__THE EXERCISE__. Report every line in the listing that contains the string "Confirm".

__RECORDS TO USE__.

>> start

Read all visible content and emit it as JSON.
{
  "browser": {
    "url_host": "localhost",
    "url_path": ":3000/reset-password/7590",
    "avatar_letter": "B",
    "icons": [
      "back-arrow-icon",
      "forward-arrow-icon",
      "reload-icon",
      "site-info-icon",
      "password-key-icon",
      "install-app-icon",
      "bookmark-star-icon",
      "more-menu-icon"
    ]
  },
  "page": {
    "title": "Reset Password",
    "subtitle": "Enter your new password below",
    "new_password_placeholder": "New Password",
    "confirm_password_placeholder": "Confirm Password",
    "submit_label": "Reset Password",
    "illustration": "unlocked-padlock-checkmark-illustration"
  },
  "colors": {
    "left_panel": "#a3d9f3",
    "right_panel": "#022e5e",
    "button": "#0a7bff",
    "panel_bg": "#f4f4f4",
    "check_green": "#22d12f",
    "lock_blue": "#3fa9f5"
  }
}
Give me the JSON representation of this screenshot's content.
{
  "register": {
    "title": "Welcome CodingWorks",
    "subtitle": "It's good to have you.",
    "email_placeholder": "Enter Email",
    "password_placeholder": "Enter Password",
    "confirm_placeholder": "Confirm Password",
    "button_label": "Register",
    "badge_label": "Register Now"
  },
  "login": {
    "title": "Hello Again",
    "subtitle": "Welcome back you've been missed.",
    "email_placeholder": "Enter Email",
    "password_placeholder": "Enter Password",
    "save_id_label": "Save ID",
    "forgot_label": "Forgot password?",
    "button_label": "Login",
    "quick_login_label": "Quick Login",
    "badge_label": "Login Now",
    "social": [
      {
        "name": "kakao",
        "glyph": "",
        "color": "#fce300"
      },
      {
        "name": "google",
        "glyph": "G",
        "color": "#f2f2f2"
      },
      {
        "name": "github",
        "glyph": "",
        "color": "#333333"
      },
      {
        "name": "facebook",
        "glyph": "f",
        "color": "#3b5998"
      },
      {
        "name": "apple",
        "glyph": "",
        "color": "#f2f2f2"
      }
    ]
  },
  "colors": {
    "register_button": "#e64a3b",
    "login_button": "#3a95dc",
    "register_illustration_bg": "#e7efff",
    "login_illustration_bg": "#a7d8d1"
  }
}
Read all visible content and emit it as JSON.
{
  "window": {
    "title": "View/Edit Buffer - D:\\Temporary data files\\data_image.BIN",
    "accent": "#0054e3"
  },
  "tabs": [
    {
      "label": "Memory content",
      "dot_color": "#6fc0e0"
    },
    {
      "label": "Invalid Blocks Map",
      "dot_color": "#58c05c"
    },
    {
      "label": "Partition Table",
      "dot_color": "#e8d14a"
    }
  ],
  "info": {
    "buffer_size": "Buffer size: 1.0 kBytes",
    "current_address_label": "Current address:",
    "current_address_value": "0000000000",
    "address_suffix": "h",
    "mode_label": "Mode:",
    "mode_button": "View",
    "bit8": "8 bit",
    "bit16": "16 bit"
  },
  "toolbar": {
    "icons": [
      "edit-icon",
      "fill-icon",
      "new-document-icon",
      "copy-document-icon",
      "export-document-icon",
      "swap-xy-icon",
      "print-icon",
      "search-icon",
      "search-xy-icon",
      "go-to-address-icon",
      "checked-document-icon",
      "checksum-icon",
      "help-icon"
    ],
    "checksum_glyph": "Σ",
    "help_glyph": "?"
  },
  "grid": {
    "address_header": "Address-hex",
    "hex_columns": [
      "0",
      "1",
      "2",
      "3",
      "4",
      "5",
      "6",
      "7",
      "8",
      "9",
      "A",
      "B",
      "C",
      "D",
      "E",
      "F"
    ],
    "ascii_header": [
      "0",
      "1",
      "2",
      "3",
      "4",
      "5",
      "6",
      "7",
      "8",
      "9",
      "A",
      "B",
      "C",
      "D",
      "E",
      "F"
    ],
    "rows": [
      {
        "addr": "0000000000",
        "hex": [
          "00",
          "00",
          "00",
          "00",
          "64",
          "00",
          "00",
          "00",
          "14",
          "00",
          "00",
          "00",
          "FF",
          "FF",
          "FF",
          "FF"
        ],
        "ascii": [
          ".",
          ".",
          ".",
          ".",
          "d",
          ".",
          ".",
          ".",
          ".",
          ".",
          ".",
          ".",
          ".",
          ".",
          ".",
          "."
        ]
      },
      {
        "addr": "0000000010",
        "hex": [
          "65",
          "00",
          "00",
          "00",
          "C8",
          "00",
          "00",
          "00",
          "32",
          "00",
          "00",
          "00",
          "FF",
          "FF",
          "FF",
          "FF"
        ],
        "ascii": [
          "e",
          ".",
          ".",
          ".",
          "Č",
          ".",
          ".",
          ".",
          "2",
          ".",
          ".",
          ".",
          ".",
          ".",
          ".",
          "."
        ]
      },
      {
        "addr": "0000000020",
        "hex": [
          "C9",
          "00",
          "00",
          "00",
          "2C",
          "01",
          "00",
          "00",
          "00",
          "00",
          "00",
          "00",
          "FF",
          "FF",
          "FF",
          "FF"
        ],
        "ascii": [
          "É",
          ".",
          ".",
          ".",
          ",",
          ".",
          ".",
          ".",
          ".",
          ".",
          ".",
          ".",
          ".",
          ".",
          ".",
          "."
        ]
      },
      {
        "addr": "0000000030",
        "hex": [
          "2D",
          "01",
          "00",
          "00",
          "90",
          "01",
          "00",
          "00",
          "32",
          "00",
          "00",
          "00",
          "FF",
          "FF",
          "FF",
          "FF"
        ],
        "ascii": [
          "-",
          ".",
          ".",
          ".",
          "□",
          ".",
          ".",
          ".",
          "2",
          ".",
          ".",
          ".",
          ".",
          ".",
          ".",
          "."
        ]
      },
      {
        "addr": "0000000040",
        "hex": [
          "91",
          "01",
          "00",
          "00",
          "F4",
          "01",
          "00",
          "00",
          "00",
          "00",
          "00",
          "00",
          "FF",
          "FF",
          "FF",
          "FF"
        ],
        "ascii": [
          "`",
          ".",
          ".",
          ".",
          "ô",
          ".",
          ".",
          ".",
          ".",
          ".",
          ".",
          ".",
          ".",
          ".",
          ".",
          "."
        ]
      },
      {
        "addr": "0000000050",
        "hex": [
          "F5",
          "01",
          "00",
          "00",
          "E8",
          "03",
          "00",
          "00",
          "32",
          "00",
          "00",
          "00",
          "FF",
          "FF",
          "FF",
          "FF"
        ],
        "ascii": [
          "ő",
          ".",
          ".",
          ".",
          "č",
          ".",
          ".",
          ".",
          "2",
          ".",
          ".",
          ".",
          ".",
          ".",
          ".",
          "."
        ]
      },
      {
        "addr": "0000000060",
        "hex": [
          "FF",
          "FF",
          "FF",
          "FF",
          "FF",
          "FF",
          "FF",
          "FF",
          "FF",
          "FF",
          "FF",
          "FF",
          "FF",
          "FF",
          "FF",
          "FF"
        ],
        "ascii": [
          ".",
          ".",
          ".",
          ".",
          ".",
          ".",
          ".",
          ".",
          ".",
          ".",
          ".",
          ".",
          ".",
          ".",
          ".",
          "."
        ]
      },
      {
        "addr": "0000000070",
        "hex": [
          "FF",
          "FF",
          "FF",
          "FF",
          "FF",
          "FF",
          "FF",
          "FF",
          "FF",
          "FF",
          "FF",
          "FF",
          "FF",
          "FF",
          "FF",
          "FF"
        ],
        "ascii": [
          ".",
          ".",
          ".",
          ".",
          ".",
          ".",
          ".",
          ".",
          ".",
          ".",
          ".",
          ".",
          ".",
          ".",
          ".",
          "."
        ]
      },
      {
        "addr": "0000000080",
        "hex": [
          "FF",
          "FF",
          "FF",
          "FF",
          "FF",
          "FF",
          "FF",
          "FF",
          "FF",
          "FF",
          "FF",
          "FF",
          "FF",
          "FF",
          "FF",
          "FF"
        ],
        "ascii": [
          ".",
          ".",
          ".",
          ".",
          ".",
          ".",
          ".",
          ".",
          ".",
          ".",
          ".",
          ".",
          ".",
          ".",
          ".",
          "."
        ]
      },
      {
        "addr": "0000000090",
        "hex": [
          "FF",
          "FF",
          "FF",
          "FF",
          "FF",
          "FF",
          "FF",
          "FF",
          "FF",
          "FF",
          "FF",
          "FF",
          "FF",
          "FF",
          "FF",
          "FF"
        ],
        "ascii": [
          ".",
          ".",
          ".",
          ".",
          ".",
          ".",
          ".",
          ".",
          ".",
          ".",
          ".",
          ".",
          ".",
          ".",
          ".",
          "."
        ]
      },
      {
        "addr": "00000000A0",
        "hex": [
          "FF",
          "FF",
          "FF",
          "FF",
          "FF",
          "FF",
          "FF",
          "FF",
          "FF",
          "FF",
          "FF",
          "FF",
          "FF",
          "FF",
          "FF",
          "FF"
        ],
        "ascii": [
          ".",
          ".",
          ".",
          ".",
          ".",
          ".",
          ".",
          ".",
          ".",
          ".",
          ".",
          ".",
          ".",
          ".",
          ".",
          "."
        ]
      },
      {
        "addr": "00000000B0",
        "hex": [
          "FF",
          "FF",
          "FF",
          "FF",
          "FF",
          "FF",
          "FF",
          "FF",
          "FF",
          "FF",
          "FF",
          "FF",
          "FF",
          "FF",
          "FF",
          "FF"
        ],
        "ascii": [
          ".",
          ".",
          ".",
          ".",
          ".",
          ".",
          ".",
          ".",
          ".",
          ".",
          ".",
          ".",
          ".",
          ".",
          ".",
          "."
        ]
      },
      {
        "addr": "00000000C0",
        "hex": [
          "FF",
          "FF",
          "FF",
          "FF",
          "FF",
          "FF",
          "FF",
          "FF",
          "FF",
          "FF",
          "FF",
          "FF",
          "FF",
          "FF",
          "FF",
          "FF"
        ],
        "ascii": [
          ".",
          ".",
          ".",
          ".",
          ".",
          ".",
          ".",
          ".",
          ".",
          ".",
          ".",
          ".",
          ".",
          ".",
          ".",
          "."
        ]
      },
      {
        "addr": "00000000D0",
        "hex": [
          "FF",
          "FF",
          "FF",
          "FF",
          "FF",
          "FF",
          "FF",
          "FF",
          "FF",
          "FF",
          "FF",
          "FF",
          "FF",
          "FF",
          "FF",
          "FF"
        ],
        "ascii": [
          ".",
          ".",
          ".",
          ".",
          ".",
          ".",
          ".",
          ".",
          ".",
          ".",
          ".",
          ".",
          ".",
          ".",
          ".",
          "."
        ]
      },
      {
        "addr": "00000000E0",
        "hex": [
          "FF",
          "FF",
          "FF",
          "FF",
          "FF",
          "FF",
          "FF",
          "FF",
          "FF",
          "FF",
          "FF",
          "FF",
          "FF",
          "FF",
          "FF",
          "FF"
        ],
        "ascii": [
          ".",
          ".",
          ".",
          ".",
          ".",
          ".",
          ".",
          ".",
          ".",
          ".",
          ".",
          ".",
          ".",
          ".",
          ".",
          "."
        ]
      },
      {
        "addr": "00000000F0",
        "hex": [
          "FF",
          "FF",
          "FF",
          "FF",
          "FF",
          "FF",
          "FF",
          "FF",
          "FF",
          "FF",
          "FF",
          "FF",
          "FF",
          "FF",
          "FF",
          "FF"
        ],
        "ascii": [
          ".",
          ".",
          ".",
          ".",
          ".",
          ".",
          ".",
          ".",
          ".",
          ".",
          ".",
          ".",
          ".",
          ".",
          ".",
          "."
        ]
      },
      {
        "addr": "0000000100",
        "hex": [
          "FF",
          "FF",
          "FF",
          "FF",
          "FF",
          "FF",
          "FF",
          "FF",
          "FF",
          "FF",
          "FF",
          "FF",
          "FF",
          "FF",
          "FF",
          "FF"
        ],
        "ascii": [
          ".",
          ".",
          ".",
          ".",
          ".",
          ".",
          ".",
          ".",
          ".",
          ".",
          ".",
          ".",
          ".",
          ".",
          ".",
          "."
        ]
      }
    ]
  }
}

>> end

__RESULT OF THIS EXERCISE__.
    "confirm_password_placeholder": "Confirm Password",
    "confirm_placeholder": "Confirm Password",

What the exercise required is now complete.